▶ [Input rows]:
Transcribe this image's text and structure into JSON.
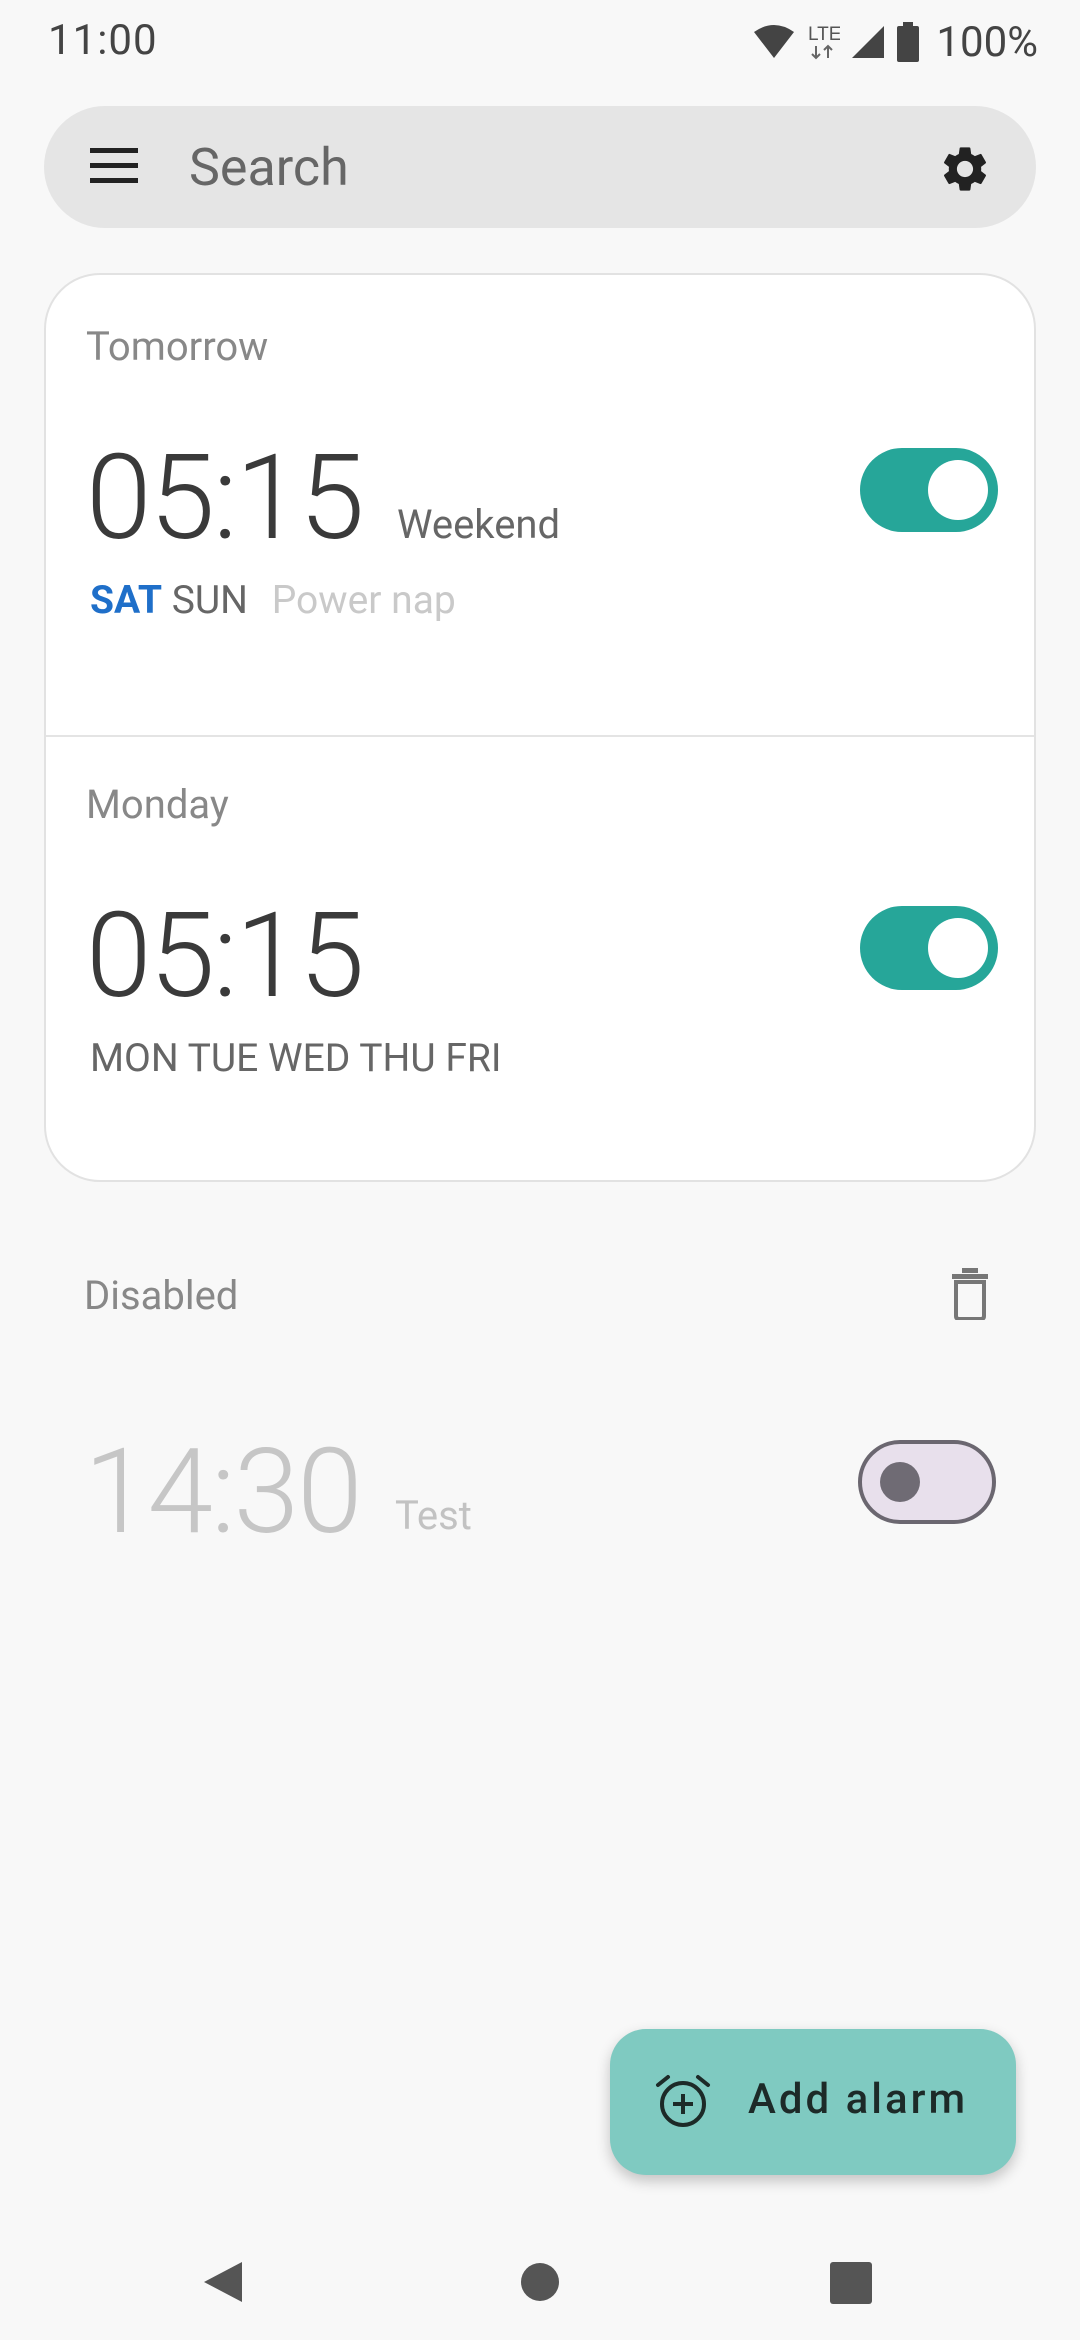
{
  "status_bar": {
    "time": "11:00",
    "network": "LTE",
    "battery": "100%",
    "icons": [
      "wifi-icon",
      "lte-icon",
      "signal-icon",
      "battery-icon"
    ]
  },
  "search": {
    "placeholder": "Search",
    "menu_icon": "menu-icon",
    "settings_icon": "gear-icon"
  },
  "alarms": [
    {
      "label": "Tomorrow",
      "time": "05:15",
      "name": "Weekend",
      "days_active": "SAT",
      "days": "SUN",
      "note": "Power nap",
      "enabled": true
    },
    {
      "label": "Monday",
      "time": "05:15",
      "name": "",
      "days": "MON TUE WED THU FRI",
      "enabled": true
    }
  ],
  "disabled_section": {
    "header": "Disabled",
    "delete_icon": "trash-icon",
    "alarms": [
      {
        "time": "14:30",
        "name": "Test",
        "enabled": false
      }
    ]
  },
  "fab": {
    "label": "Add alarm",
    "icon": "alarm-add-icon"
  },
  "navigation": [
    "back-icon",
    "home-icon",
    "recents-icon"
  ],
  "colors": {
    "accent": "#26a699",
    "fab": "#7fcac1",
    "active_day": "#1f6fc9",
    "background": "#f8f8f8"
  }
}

▶ [Description of the task]: Repeat the preceding records precisely, and leave every picture out of the copy.

▶ [Response to the exercise]:
Transcribe this image's text and structure into JSON.
{
  "status_bar": {
    "time": "11:00",
    "network": "LTE",
    "battery": "100%",
    "icons": [
      "wifi-icon",
      "lte-icon",
      "signal-icon",
      "battery-icon"
    ]
  },
  "search": {
    "placeholder": "Search",
    "menu_icon": "menu-icon",
    "settings_icon": "gear-icon"
  },
  "alarms": [
    {
      "label": "Tomorrow",
      "time": "05:15",
      "name": "Weekend",
      "days_active": "SAT",
      "days": "SUN",
      "note": "Power nap",
      "enabled": true
    },
    {
      "label": "Monday",
      "time": "05:15",
      "name": "",
      "days": "MON TUE WED THU FRI",
      "enabled": true
    }
  ],
  "disabled_section": {
    "header": "Disabled",
    "delete_icon": "trash-icon",
    "alarms": [
      {
        "time": "14:30",
        "name": "Test",
        "enabled": false
      }
    ]
  },
  "fab": {
    "label": "Add alarm",
    "icon": "alarm-add-icon"
  },
  "navigation": [
    "back-icon",
    "home-icon",
    "recents-icon"
  ],
  "colors": {
    "accent": "#26a699",
    "fab": "#7fcac1",
    "active_day": "#1f6fc9",
    "background": "#f8f8f8"
  }
}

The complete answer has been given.